== Exercise goal ==
Records follow. Select each line holding "現在の人事システムをベース".

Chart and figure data
* * * * * * * * *
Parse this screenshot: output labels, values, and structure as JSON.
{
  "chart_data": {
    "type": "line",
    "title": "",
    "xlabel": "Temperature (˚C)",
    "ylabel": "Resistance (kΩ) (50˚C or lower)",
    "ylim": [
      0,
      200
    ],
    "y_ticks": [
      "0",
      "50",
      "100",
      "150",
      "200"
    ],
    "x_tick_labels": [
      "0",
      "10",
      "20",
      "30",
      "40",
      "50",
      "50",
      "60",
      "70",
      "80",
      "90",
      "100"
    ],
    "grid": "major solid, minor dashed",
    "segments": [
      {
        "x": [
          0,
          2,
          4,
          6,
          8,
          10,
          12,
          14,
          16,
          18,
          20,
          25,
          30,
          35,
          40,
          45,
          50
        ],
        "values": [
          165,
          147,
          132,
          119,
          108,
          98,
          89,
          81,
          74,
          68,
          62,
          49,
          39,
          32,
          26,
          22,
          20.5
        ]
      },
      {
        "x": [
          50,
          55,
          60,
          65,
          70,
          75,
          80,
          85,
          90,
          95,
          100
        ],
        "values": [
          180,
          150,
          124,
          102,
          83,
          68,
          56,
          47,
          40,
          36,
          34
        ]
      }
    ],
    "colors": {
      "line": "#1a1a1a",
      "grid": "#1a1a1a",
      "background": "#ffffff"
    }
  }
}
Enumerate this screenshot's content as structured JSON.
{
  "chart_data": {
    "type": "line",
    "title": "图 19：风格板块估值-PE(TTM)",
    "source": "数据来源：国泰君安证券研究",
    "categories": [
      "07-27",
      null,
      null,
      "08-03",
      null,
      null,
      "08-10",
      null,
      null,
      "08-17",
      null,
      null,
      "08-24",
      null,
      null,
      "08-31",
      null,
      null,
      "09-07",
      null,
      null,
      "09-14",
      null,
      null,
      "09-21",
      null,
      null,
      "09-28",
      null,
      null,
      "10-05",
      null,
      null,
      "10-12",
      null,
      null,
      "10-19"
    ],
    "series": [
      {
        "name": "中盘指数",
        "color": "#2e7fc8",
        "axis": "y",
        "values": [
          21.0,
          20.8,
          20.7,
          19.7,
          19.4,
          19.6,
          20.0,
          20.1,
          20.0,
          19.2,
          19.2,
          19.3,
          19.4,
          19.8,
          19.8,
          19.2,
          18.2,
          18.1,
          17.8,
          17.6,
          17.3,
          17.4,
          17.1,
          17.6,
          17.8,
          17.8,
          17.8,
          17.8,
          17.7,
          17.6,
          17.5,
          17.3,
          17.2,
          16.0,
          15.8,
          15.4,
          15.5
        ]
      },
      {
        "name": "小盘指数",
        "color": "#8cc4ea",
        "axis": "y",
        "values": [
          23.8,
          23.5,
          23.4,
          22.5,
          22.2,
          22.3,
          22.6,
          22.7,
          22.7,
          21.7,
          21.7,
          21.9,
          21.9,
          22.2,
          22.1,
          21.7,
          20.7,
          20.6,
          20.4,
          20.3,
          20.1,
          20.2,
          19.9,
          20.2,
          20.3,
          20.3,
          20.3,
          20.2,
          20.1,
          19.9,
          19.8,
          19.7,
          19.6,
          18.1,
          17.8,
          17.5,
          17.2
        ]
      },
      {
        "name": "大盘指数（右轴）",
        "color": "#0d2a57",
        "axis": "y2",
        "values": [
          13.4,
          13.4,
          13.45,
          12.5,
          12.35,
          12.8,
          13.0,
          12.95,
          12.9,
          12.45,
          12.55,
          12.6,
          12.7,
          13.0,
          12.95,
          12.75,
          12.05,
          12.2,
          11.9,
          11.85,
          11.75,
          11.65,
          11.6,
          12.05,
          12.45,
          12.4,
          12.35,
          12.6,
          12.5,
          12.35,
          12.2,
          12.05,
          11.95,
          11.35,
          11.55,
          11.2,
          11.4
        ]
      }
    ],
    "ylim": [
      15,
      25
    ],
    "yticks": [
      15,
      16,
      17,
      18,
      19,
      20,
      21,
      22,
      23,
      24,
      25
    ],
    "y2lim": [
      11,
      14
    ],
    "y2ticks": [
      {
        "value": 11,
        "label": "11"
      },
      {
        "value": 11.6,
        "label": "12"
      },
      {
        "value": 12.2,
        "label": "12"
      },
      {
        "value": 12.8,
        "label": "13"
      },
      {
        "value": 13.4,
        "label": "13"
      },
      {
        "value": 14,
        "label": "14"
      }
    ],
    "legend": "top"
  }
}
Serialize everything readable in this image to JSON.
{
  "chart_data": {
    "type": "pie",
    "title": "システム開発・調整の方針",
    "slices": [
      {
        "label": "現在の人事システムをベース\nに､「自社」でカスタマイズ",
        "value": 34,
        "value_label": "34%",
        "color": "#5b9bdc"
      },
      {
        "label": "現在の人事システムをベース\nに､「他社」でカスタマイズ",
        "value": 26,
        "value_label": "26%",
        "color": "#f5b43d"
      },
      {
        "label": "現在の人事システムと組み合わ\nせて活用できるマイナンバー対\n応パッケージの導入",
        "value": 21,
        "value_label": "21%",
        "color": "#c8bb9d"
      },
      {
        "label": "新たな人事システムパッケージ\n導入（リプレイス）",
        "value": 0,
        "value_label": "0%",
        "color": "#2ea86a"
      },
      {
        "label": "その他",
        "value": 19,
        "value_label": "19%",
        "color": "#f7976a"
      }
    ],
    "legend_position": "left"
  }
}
* * * * * * * * *
== Exercise output ==
        "label": "現在の人事システムをベース\nに､「自社」でカスタマイズ",
        "label": "現在の人事システムをベース\nに､「他社」でカスタマイズ",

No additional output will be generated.